A run of records.
___

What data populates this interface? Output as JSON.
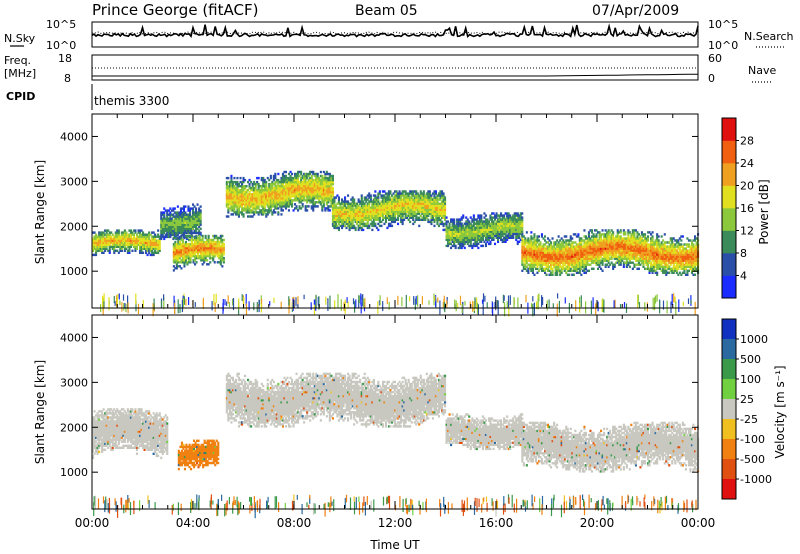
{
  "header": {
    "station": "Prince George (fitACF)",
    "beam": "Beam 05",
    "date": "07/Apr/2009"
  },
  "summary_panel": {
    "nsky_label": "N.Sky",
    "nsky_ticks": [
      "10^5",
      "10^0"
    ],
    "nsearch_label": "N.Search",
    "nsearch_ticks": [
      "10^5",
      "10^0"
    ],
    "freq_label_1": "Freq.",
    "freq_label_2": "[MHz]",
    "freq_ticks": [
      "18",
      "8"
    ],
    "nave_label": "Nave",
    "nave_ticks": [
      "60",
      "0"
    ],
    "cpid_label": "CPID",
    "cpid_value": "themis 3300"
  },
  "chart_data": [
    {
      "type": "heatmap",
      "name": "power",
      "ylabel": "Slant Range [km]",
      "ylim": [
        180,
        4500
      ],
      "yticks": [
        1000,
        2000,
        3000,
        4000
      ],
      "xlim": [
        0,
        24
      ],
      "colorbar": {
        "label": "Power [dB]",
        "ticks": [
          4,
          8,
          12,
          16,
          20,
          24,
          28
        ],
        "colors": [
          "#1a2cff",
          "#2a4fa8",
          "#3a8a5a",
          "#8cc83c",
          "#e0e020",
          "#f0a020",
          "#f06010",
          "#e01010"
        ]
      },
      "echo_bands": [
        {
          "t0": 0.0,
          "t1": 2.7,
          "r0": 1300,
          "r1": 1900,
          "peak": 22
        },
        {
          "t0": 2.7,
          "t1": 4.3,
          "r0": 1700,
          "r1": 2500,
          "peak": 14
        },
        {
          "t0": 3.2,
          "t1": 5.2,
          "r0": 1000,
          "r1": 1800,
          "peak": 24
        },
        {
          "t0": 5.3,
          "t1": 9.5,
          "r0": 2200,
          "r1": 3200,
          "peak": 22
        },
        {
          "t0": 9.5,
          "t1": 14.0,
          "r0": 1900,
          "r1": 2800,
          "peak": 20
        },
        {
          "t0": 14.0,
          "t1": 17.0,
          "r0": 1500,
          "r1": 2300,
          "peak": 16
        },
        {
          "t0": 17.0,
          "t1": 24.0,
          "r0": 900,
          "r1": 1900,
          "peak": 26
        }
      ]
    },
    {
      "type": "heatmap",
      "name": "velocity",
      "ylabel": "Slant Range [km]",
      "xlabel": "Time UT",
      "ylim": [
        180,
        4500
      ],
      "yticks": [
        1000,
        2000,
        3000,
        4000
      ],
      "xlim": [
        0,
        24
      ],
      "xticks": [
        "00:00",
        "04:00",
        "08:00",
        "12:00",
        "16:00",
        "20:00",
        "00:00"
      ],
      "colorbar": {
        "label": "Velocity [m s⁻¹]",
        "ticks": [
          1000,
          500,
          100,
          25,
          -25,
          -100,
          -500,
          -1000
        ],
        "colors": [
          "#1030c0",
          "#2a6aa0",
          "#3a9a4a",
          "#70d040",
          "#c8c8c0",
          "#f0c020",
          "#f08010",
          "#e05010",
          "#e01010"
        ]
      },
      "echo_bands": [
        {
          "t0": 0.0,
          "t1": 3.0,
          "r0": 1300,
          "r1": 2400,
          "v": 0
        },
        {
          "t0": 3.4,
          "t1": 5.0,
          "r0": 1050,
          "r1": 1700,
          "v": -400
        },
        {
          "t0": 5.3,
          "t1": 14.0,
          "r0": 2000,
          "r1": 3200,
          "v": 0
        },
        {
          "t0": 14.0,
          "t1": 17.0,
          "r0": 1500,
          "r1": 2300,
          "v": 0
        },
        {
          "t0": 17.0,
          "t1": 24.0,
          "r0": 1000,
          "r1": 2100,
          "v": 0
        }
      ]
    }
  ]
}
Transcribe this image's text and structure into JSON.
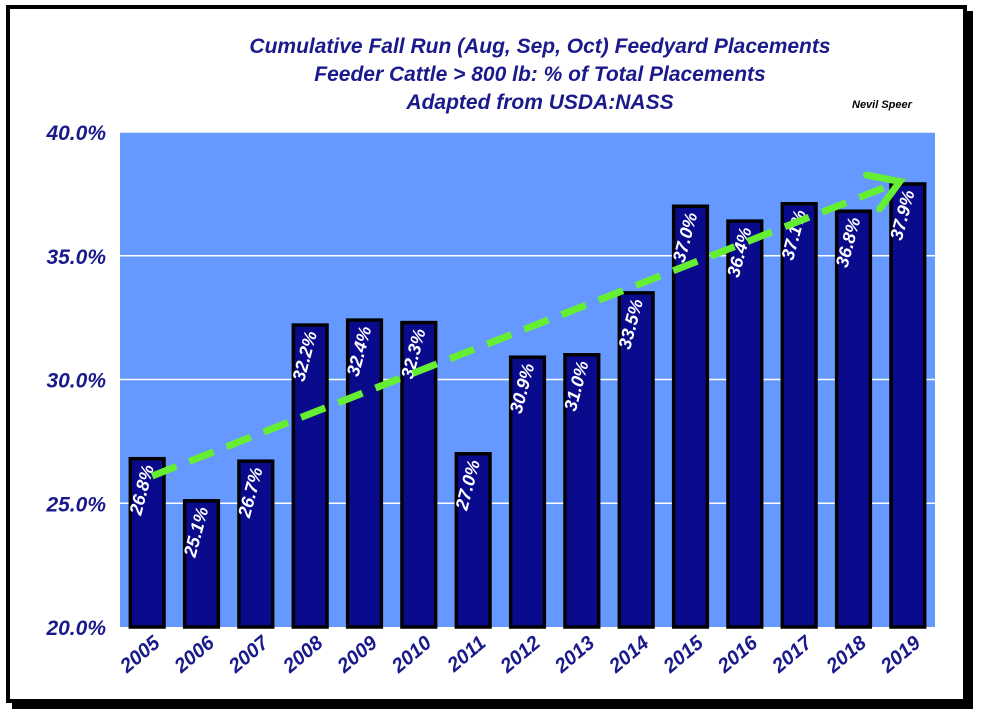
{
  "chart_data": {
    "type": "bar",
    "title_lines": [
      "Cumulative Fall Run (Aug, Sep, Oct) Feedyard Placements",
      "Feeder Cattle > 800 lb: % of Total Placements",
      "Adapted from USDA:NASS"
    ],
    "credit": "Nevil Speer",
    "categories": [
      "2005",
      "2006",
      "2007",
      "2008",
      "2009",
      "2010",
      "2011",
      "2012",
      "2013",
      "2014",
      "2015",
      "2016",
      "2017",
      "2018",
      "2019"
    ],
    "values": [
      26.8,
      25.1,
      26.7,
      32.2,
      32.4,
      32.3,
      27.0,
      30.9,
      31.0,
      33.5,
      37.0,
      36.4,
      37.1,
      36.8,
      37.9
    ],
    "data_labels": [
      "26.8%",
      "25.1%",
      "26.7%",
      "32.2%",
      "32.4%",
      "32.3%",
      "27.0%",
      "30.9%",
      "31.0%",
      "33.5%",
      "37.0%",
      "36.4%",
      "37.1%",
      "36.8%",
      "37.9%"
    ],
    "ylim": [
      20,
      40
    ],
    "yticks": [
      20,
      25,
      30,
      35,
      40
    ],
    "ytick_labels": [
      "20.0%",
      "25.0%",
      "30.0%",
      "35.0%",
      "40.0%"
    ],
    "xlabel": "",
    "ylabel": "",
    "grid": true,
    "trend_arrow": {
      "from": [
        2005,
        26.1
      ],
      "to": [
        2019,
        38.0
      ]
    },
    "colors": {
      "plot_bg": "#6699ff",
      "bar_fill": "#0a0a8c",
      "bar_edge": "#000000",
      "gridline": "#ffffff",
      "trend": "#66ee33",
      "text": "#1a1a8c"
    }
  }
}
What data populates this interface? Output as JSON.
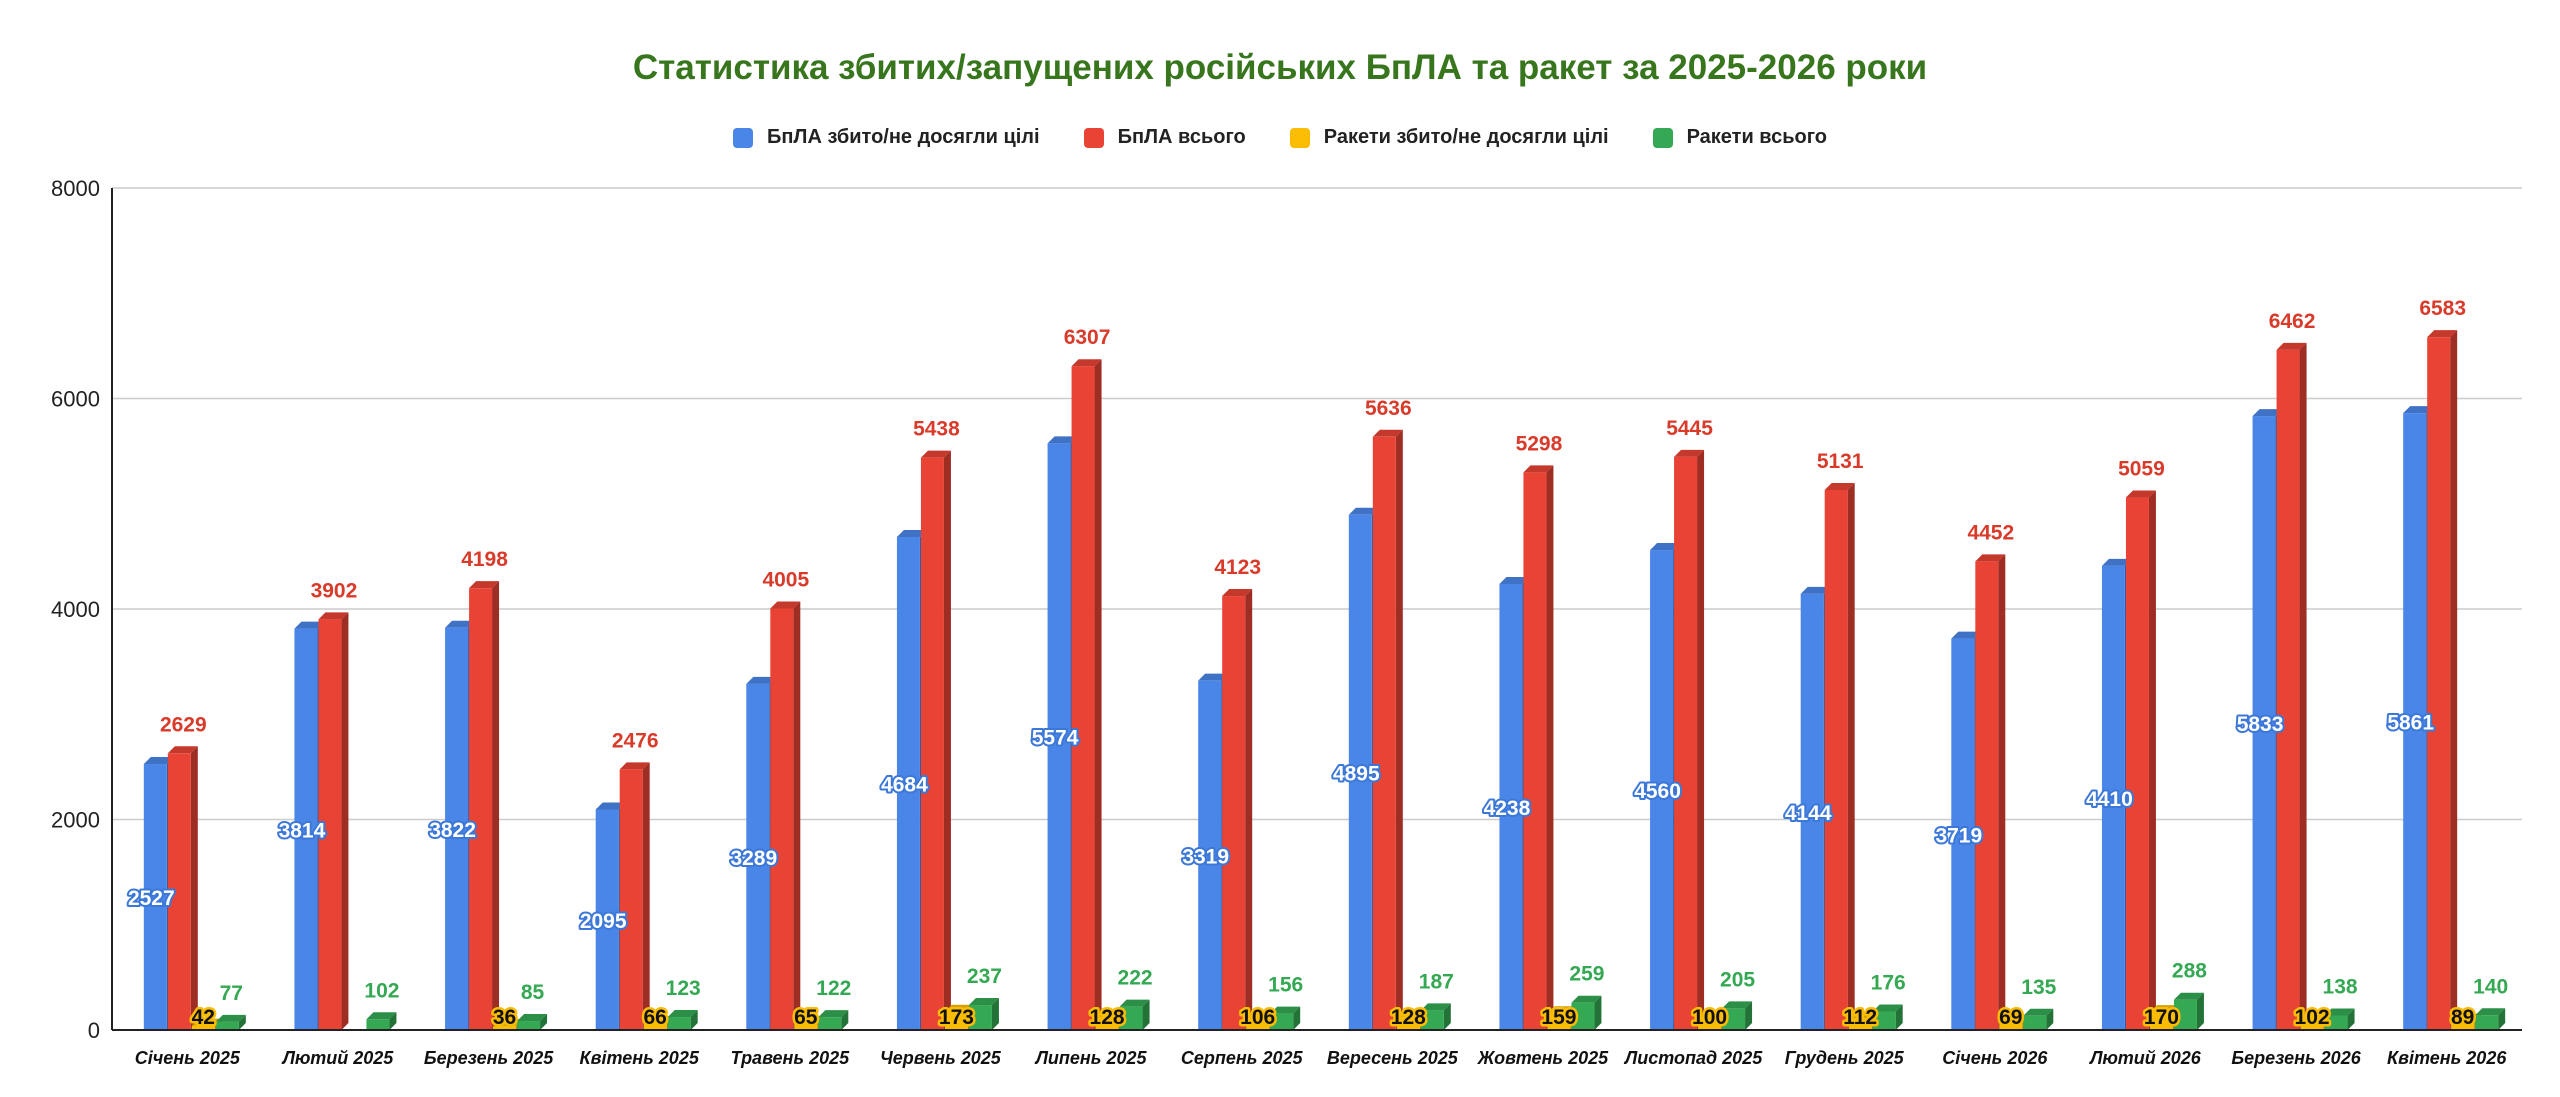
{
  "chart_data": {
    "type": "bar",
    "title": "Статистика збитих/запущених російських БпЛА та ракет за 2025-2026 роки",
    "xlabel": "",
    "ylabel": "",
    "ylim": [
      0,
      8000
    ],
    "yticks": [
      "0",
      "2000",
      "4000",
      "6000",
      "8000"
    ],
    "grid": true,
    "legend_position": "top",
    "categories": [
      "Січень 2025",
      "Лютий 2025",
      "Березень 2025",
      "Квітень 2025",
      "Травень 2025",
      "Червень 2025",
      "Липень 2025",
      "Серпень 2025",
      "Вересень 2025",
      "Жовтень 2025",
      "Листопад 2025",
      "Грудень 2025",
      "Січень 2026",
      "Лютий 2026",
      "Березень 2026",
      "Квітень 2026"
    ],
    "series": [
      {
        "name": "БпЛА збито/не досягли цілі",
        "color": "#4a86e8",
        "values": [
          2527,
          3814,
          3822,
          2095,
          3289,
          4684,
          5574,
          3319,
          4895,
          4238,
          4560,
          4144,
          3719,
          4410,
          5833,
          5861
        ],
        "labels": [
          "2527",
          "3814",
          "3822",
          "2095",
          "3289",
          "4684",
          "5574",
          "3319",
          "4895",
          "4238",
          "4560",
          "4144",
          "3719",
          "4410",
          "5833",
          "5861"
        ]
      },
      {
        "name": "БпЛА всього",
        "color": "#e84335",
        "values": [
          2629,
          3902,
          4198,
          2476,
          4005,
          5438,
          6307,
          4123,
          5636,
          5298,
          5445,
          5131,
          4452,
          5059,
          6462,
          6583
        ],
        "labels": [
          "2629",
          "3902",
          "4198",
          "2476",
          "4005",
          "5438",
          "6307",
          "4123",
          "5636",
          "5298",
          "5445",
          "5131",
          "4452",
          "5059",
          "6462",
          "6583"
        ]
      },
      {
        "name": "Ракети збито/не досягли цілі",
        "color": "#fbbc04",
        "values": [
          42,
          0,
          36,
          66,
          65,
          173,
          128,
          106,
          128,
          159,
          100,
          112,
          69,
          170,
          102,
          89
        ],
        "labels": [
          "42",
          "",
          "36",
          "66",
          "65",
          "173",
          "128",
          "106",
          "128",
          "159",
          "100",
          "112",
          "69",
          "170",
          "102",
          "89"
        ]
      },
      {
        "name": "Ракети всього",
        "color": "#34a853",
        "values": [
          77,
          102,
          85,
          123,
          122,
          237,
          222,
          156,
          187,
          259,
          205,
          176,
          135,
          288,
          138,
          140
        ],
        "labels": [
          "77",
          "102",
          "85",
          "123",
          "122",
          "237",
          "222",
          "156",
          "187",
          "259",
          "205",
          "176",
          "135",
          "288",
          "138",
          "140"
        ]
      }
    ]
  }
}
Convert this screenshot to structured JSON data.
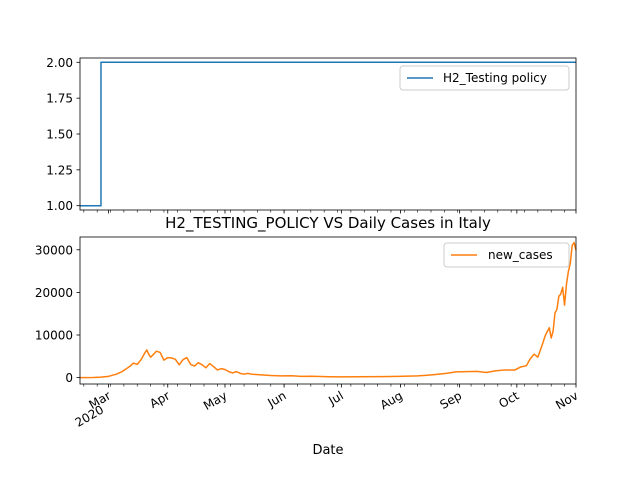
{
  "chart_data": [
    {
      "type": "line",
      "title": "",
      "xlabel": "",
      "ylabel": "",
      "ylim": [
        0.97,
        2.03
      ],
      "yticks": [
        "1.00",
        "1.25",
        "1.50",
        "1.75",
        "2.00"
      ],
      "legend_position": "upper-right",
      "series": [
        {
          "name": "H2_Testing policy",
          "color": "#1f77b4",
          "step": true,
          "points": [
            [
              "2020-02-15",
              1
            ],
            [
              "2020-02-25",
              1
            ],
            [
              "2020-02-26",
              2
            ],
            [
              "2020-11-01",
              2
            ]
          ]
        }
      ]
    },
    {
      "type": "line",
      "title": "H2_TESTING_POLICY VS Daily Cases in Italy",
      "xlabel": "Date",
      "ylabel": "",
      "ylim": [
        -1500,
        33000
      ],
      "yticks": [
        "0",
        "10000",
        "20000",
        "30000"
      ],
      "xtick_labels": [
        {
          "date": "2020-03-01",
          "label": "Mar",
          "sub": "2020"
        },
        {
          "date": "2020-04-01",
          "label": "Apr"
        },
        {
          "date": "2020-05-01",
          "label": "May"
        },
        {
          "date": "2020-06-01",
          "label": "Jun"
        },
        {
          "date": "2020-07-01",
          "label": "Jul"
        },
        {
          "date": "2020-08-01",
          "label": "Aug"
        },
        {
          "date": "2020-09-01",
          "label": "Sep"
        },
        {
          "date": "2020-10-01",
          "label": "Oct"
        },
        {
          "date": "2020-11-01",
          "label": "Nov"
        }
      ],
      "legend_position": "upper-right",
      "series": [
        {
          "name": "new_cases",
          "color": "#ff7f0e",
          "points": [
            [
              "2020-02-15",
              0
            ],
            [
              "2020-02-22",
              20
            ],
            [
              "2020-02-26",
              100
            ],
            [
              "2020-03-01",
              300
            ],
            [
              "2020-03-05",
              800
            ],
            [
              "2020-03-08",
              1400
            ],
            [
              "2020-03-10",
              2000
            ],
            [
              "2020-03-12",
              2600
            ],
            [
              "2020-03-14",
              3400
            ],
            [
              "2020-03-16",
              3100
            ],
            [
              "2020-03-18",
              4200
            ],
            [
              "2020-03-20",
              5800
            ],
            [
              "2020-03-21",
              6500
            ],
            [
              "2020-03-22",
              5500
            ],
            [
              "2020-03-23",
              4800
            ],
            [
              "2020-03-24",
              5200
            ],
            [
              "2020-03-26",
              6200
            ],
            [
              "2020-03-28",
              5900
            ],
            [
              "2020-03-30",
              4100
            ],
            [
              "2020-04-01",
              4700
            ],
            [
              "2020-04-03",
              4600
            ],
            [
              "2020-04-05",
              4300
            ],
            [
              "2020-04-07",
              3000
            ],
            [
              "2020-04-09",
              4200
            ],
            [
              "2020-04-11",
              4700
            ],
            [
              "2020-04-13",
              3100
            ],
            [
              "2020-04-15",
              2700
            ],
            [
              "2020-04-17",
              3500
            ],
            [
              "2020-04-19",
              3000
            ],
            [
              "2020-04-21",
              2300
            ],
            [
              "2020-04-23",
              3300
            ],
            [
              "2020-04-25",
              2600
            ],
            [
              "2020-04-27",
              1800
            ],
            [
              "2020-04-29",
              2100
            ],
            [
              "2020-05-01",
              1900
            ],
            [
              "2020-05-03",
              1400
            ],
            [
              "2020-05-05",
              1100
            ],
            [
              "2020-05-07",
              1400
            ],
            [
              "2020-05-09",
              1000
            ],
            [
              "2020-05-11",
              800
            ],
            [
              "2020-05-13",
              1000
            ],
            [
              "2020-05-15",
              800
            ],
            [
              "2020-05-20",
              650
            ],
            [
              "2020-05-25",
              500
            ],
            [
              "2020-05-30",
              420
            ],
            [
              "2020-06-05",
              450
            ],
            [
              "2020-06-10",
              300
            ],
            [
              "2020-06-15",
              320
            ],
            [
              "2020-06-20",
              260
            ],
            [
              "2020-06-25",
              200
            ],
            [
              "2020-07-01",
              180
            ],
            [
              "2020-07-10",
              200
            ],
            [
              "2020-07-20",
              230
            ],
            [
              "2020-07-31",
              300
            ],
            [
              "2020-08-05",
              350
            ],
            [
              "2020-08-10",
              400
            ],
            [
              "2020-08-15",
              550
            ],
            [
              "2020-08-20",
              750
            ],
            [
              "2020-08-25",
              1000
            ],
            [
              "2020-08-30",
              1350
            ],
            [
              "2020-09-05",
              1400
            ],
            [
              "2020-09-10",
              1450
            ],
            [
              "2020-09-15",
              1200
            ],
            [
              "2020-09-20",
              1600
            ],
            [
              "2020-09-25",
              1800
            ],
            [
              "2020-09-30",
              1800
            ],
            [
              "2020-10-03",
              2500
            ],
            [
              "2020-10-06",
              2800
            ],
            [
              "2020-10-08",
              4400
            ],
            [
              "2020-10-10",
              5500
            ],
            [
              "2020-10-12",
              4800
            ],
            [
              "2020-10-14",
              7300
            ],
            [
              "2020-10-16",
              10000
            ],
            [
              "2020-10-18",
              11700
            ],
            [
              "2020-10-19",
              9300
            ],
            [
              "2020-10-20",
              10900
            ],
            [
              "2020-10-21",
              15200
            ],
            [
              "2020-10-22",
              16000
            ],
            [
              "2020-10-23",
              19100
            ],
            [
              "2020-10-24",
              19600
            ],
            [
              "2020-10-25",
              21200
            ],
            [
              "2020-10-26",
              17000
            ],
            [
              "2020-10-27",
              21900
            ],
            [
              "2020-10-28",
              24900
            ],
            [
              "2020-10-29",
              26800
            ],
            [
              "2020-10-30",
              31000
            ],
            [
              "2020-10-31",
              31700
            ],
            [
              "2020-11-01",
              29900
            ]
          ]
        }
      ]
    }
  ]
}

___

WRITTEN TASK. Tell how many lines of the data above hold the string "БпЛА". Give only the number.

RESULT OF THIS TASK. 3